(Extracted data entries)
########################################

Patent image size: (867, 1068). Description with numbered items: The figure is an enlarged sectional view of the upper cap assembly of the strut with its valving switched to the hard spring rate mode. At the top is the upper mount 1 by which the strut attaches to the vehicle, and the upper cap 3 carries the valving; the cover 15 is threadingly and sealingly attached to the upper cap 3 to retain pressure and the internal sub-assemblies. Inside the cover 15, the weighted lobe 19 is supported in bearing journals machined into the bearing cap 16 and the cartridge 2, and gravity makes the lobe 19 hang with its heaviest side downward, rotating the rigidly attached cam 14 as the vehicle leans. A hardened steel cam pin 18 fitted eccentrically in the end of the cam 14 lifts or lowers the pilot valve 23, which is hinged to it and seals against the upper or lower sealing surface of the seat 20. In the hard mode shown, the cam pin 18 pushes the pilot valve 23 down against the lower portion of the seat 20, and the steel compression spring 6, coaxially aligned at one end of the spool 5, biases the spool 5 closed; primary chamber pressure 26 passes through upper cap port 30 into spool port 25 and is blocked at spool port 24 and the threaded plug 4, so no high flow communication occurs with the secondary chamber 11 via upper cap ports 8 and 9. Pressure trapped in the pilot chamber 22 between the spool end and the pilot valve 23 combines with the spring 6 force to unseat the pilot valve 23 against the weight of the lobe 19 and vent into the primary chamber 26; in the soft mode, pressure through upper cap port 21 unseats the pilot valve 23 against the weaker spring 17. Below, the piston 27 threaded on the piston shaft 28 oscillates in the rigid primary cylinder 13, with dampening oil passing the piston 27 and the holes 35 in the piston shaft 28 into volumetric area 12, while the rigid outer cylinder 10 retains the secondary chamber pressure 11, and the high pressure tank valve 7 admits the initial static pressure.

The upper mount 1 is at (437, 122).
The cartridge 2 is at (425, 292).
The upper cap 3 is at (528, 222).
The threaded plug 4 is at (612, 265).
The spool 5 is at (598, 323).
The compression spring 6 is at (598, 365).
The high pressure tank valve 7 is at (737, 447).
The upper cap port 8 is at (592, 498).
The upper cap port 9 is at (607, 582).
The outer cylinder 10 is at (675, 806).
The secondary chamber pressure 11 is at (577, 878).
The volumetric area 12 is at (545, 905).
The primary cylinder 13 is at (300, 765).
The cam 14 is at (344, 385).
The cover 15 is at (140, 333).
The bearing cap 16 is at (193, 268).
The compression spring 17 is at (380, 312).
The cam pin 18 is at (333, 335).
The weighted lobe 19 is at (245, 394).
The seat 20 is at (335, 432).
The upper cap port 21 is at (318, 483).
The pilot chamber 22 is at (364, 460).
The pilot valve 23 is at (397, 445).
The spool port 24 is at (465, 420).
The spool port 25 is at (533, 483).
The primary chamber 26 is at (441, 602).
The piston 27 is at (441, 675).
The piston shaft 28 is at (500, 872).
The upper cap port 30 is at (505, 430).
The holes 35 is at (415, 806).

########################################

Instructions to follow
Write out again everything from the start of the records down to and including the line that contains "The spool 5 is at (598, 323).".

Solution below
Patent image size: (867, 1068). Description with numbered items: The figure is an enlarged sectional view of the upper cap assembly of the strut with its valving switched to the hard spring rate mode. At the top is the upper mount 1 by which the strut attaches to the vehicle, and the upper cap 3 carries the valving; the cover 15 is threadingly and sealingly attached to the upper cap 3 to retain pressure and the internal sub-assemblies. Inside the cover 15, the weighted lobe 19 is supported in bearing journals machined into the bearing cap 16 and the cartridge 2, and gravity makes the lobe 19 hang with its heaviest side downward, rotating the rigidly attached cam 14 as the vehicle leans. A hardened steel cam pin 18 fitted eccentrically in the end of the cam 14 lifts or lowers the pilot valve 23, which is hinged to it and seals against the upper or lower sealing surface of the seat 20. In the hard mode shown, the cam pin 18 pushes the pilot valve 23 down against the lower portion of the seat 20, and the steel compression spring 6, coaxially aligned at one end of the spool 5, biases the spool 5 closed; primary chamber pressure 26 passes through upper cap port 30 into spool port 25 and is blocked at spool port 24 and the threaded plug 4, so no high flow communication occurs with the secondary chamber 11 via upper cap ports 8 and 9. Pressure trapped in the pilot chamber 22 between the spool end and the pilot valve 23 combines with the spring 6 force to unseat the pilot valve 23 against the weight of the lobe 19 and vent into the primary chamber 26; in the soft mode, pressure through upper cap port 21 unseats the pilot valve 23 against the weaker spring 17. Below, the piston 27 threaded on the piston shaft 28 oscillates in the rigid primary cylinder 13, with dampening oil passing the piston 27 and the holes 35 in the piston shaft 28 into volumetric area 12, while the rigid outer cylinder 10 retains the secondary chamber pressure 11, and the high pressure tank valve 7 admits the initial static pressure.

The upper mount 1 is at (437, 122).
The cartridge 2 is at (425, 292).
The upper cap 3 is at (528, 222).
The threaded plug 4 is at (612, 265).
The spool 5 is at (598, 323).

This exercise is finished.